(Figure collection entries)
** Start **
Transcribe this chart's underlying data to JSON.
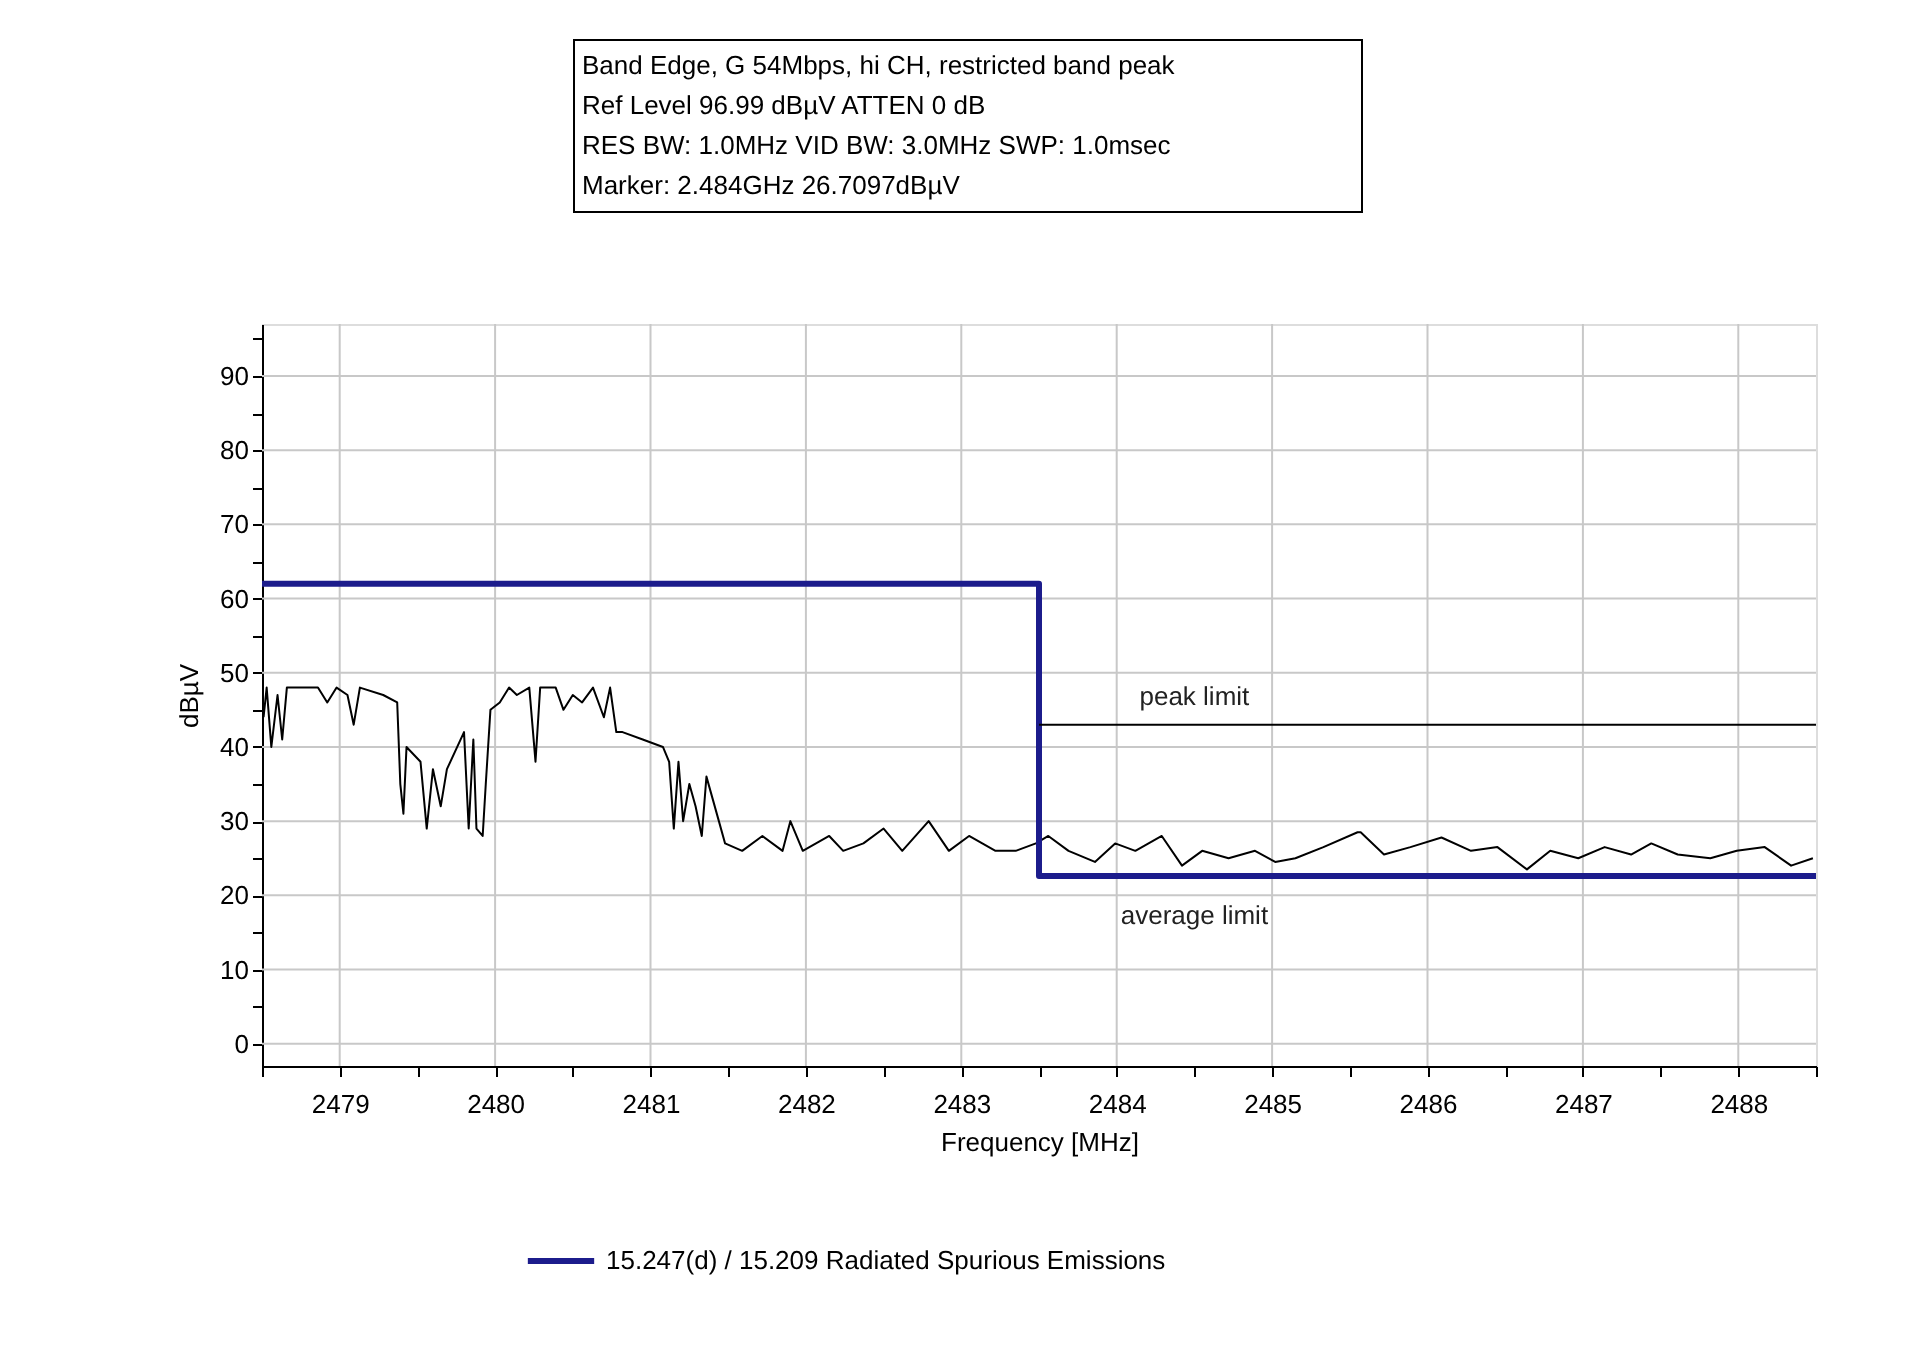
{
  "chart_data": {
    "type": "line",
    "annotations": [
      "Band Edge, G 54Mbps, hi CH, restricted band peak",
      "Ref Level 96.99 dBµV    ATTEN 0 dB",
      "RES BW: 1.0MHz  VID BW: 3.0MHz  SWP: 1.0msec",
      "Marker: 2.484GHz  26.7097dBµV",
      {
        "text": "peak limit",
        "x": 2484.5,
        "y": 43
      },
      {
        "text": "average limit",
        "x": 2484.5,
        "y": 22.6
      }
    ],
    "xlabel": "Frequency [MHz]",
    "ylabel": "dBµV",
    "xlim": [
      2478.5,
      2488.5
    ],
    "ylim": [
      -3,
      97
    ],
    "xticks": [
      {
        "value": 2478.5,
        "label": null
      },
      2479,
      {
        "value": 2479.5,
        "label": null
      },
      2480,
      {
        "value": 2480.5,
        "label": null
      },
      2481,
      {
        "value": 2481.5,
        "label": null
      },
      2482,
      {
        "value": 2482.5,
        "label": null
      },
      2483,
      {
        "value": 2483.5,
        "label": null
      },
      2484,
      {
        "value": 2484.5,
        "label": null
      },
      2485,
      {
        "value": 2485.5,
        "label": null
      },
      2486,
      {
        "value": 2486.5,
        "label": null
      },
      2487,
      {
        "value": 2487.5,
        "label": null
      },
      2488,
      {
        "value": 2488.5,
        "label": null
      }
    ],
    "yticks": [
      0,
      {
        "value": 5,
        "label": null
      },
      10,
      {
        "value": 15,
        "label": null
      },
      20,
      {
        "value": 25,
        "label": null
      },
      30,
      {
        "value": 35,
        "label": null
      },
      40,
      {
        "value": 45,
        "label": null
      },
      50,
      {
        "value": 55,
        "label": null
      },
      60,
      {
        "value": 65,
        "label": null
      },
      70,
      {
        "value": 75,
        "label": null
      },
      80,
      {
        "value": 85,
        "label": null
      },
      90,
      {
        "value": 95,
        "label": null
      }
    ],
    "grid": true,
    "legend": "bottom",
    "series": [
      {
        "color": "#000000",
        "x": [
          2478.51,
          2478.53,
          2478.56,
          2478.6,
          2478.63,
          2478.66,
          2478.86,
          2478.92,
          2478.98,
          2479.05,
          2479.09,
          2479.13,
          2479.28,
          2479.37,
          2479.39,
          2479.41,
          2479.43,
          2479.52,
          2479.56,
          2479.6,
          2479.65,
          2479.69,
          2479.8,
          2479.83,
          2479.86,
          2479.88,
          2479.92,
          2479.94,
          2479.97,
          2480.03,
          2480.09,
          2480.14,
          2480.22,
          2480.26,
          2480.29,
          2480.39,
          2480.44,
          2480.5,
          2480.56,
          2480.63,
          2480.7,
          2480.74,
          2480.78,
          2480.82,
          2480.95,
          2481.08,
          2481.12,
          2481.15,
          2481.18,
          2481.21,
          2481.25,
          2481.29,
          2481.33,
          2481.36,
          2481.4,
          2481.44,
          2481.48,
          2481.59,
          2481.72,
          2481.85,
          2481.9,
          2481.98,
          2482.15,
          2482.24,
          2482.37,
          2482.5,
          2482.62,
          2482.79,
          2482.92,
          2483.05,
          2483.22,
          2483.35,
          2483.48,
          2483.56,
          2483.69,
          2483.86,
          2483.99,
          2484.12,
          2484.29,
          2484.42,
          2484.55,
          2484.72,
          2484.89,
          2485.02,
          2485.15,
          2485.33,
          2485.55,
          2485.57,
          2485.72,
          2485.89,
          2486.09,
          2486.28,
          2486.45,
          2486.64,
          2486.79,
          2486.97,
          2487.14,
          2487.31,
          2487.44,
          2487.61,
          2487.82,
          2487.99,
          2488.17,
          2488.34,
          2488.48
        ],
        "values": [
          44,
          48,
          40,
          47,
          41,
          48,
          48,
          46,
          48,
          47,
          43,
          48,
          47,
          46,
          35,
          31,
          40,
          38,
          29,
          37,
          32,
          37,
          42,
          29,
          41,
          29,
          28,
          35,
          45,
          46,
          48,
          47,
          48,
          38,
          48,
          48,
          45,
          47,
          46,
          48,
          44,
          48,
          42,
          42,
          41,
          40,
          38,
          29,
          38,
          30,
          35,
          32,
          28,
          36,
          33,
          30,
          27,
          26,
          28,
          26,
          30,
          26,
          28,
          26,
          27,
          29,
          26,
          30,
          26,
          28,
          26,
          26,
          27,
          28,
          26,
          24.5,
          27,
          26,
          28,
          24,
          26,
          25,
          26,
          24.5,
          25,
          26.5,
          28.5,
          28.5,
          25.5,
          26.5,
          27.8,
          26,
          26.5,
          23.5,
          26,
          25,
          26.5,
          25.5,
          27,
          25.5,
          25,
          26,
          26.5,
          24,
          25
        ]
      },
      {
        "name": "15.247(d) / 15.209 Radiated Spurious Emissions",
        "color": "#1c1c8c",
        "x": [
          2478.5,
          2483.5,
          2483.5,
          2488.5
        ],
        "values": [
          62,
          62,
          22.6,
          22.6
        ]
      },
      {
        "color": "#000000",
        "x": [
          2483.5,
          2488.5
        ],
        "values": [
          43,
          43
        ]
      }
    ]
  }
}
** End **
What to work on »
Without the pictures, write out all of the material exactly.

Response to the exercise »
Transcribe this chart's underlying data to JSON.
{
  "chart_data": {
    "type": "line",
    "annotations": [
      "Band Edge, G 54Mbps, hi CH, restricted band peak",
      "Ref Level 96.99 dBµV    ATTEN 0 dB",
      "RES BW: 1.0MHz  VID BW: 3.0MHz  SWP: 1.0msec",
      "Marker: 2.484GHz  26.7097dBµV",
      {
        "text": "peak limit",
        "x": 2484.5,
        "y": 43
      },
      {
        "text": "average limit",
        "x": 2484.5,
        "y": 22.6
      }
    ],
    "xlabel": "Frequency [MHz]",
    "ylabel": "dBµV",
    "xlim": [
      2478.5,
      2488.5
    ],
    "ylim": [
      -3,
      97
    ],
    "xticks": [
      {
        "value": 2478.5,
        "label": null
      },
      2479,
      {
        "value": 2479.5,
        "label": null
      },
      2480,
      {
        "value": 2480.5,
        "label": null
      },
      2481,
      {
        "value": 2481.5,
        "label": null
      },
      2482,
      {
        "value": 2482.5,
        "label": null
      },
      2483,
      {
        "value": 2483.5,
        "label": null
      },
      2484,
      {
        "value": 2484.5,
        "label": null
      },
      2485,
      {
        "value": 2485.5,
        "label": null
      },
      2486,
      {
        "value": 2486.5,
        "label": null
      },
      2487,
      {
        "value": 2487.5,
        "label": null
      },
      2488,
      {
        "value": 2488.5,
        "label": null
      }
    ],
    "yticks": [
      0,
      {
        "value": 5,
        "label": null
      },
      10,
      {
        "value": 15,
        "label": null
      },
      20,
      {
        "value": 25,
        "label": null
      },
      30,
      {
        "value": 35,
        "label": null
      },
      40,
      {
        "value": 45,
        "label": null
      },
      50,
      {
        "value": 55,
        "label": null
      },
      60,
      {
        "value": 65,
        "label": null
      },
      70,
      {
        "value": 75,
        "label": null
      },
      80,
      {
        "value": 85,
        "label": null
      },
      90,
      {
        "value": 95,
        "label": null
      }
    ],
    "grid": true,
    "legend": "bottom",
    "series": [
      {
        "color": "#000000",
        "x": [
          2478.51,
          2478.53,
          2478.56,
          2478.6,
          2478.63,
          2478.66,
          2478.86,
          2478.92,
          2478.98,
          2479.05,
          2479.09,
          2479.13,
          2479.28,
          2479.37,
          2479.39,
          2479.41,
          2479.43,
          2479.52,
          2479.56,
          2479.6,
          2479.65,
          2479.69,
          2479.8,
          2479.83,
          2479.86,
          2479.88,
          2479.92,
          2479.94,
          2479.97,
          2480.03,
          2480.09,
          2480.14,
          2480.22,
          2480.26,
          2480.29,
          2480.39,
          2480.44,
          2480.5,
          2480.56,
          2480.63,
          2480.7,
          2480.74,
          2480.78,
          2480.82,
          2480.95,
          2481.08,
          2481.12,
          2481.15,
          2481.18,
          2481.21,
          2481.25,
          2481.29,
          2481.33,
          2481.36,
          2481.4,
          2481.44,
          2481.48,
          2481.59,
          2481.72,
          2481.85,
          2481.9,
          2481.98,
          2482.15,
          2482.24,
          2482.37,
          2482.5,
          2482.62,
          2482.79,
          2482.92,
          2483.05,
          2483.22,
          2483.35,
          2483.48,
          2483.56,
          2483.69,
          2483.86,
          2483.99,
          2484.12,
          2484.29,
          2484.42,
          2484.55,
          2484.72,
          2484.89,
          2485.02,
          2485.15,
          2485.33,
          2485.55,
          2485.57,
          2485.72,
          2485.89,
          2486.09,
          2486.28,
          2486.45,
          2486.64,
          2486.79,
          2486.97,
          2487.14,
          2487.31,
          2487.44,
          2487.61,
          2487.82,
          2487.99,
          2488.17,
          2488.34,
          2488.48
        ],
        "values": [
          44,
          48,
          40,
          47,
          41,
          48,
          48,
          46,
          48,
          47,
          43,
          48,
          47,
          46,
          35,
          31,
          40,
          38,
          29,
          37,
          32,
          37,
          42,
          29,
          41,
          29,
          28,
          35,
          45,
          46,
          48,
          47,
          48,
          38,
          48,
          48,
          45,
          47,
          46,
          48,
          44,
          48,
          42,
          42,
          41,
          40,
          38,
          29,
          38,
          30,
          35,
          32,
          28,
          36,
          33,
          30,
          27,
          26,
          28,
          26,
          30,
          26,
          28,
          26,
          27,
          29,
          26,
          30,
          26,
          28,
          26,
          26,
          27,
          28,
          26,
          24.5,
          27,
          26,
          28,
          24,
          26,
          25,
          26,
          24.5,
          25,
          26.5,
          28.5,
          28.5,
          25.5,
          26.5,
          27.8,
          26,
          26.5,
          23.5,
          26,
          25,
          26.5,
          25.5,
          27,
          25.5,
          25,
          26,
          26.5,
          24,
          25
        ]
      },
      {
        "name": "15.247(d) / 15.209 Radiated Spurious Emissions",
        "color": "#1c1c8c",
        "x": [
          2478.5,
          2483.5,
          2483.5,
          2488.5
        ],
        "values": [
          62,
          62,
          22.6,
          22.6
        ]
      },
      {
        "color": "#000000",
        "x": [
          2483.5,
          2488.5
        ],
        "values": [
          43,
          43
        ]
      }
    ]
  }
}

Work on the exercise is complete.